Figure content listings
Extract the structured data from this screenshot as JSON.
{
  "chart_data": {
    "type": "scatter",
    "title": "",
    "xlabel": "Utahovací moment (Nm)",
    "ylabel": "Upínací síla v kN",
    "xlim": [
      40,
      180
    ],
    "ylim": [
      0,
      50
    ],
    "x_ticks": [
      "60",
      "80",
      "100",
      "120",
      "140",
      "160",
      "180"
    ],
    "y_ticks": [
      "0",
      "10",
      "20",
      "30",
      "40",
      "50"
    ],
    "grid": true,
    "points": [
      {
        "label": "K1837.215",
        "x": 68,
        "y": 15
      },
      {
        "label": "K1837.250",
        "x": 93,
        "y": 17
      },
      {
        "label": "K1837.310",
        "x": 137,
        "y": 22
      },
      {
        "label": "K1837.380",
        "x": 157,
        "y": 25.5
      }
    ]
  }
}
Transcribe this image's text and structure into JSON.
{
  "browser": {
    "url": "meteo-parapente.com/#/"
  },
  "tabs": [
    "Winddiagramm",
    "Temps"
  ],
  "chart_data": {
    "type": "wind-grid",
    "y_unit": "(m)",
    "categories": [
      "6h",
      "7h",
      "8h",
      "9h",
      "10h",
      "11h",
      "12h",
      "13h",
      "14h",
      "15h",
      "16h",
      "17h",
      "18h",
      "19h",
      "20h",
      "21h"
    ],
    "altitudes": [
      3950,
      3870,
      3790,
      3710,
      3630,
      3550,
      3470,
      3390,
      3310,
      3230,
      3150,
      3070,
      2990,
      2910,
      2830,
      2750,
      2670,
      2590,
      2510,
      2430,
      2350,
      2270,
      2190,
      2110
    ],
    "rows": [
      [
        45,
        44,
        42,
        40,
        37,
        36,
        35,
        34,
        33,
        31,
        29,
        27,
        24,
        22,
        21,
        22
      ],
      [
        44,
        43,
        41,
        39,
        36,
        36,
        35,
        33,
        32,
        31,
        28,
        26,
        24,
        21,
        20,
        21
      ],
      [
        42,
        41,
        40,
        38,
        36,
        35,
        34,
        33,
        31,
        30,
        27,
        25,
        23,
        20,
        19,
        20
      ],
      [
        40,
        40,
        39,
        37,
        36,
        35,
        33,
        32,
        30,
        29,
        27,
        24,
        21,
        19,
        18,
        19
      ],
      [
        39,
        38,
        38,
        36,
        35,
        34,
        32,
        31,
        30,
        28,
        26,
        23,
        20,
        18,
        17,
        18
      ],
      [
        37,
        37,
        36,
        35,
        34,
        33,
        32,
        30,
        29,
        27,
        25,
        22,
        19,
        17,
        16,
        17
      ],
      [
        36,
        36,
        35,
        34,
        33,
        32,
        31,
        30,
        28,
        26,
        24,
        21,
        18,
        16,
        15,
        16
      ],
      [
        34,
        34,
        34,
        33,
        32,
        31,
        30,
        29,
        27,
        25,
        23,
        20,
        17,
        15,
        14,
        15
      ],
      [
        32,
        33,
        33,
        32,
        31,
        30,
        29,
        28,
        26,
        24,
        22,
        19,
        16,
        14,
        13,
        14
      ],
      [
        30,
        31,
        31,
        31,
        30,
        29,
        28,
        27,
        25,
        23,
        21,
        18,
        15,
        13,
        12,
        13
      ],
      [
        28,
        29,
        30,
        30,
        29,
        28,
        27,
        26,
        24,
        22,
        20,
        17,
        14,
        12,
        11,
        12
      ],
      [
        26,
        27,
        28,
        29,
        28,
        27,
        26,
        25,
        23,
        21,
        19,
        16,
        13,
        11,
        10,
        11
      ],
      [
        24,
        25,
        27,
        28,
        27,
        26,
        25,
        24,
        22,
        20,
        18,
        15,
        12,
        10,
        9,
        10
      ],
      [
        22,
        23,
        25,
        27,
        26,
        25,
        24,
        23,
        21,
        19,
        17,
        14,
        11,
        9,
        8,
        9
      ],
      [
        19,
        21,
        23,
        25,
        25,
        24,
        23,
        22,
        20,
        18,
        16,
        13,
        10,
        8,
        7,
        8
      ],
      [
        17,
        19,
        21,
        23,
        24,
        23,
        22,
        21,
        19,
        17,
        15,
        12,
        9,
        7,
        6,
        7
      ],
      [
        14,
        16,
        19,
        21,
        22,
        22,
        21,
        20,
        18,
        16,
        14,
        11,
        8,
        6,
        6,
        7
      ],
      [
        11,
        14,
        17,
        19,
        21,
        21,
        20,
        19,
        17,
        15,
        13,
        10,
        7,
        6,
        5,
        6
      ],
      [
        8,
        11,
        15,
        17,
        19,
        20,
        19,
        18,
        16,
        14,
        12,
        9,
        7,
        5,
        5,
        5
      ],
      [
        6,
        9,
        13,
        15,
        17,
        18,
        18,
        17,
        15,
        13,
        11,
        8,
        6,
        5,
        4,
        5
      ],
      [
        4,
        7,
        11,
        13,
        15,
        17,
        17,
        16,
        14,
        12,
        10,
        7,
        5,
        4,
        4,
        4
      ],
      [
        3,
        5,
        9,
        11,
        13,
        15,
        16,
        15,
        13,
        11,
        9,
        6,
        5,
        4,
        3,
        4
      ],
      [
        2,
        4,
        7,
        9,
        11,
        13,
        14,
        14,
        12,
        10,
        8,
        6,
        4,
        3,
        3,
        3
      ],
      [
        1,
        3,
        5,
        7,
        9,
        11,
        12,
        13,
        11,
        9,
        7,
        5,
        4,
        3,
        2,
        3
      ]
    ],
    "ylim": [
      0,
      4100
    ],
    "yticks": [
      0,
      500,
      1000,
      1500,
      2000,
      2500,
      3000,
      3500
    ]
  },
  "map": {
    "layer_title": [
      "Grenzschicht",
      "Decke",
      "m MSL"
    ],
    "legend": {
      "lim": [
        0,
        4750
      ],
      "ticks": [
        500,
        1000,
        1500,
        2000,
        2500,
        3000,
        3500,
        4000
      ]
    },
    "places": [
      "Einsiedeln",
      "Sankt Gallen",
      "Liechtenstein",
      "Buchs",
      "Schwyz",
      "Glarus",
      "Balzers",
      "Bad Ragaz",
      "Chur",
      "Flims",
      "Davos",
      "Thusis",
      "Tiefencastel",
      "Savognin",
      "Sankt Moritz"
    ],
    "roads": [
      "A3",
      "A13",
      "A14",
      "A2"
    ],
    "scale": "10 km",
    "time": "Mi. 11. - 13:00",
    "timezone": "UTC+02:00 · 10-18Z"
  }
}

WHAT TO WORK ON: Look through the entries above; copy every line holding the string "JSON".

EXERCISE RESPONSE:
Extract the structured data from this screenshot as JSON.
Transcribe this image's text and structure into JSON.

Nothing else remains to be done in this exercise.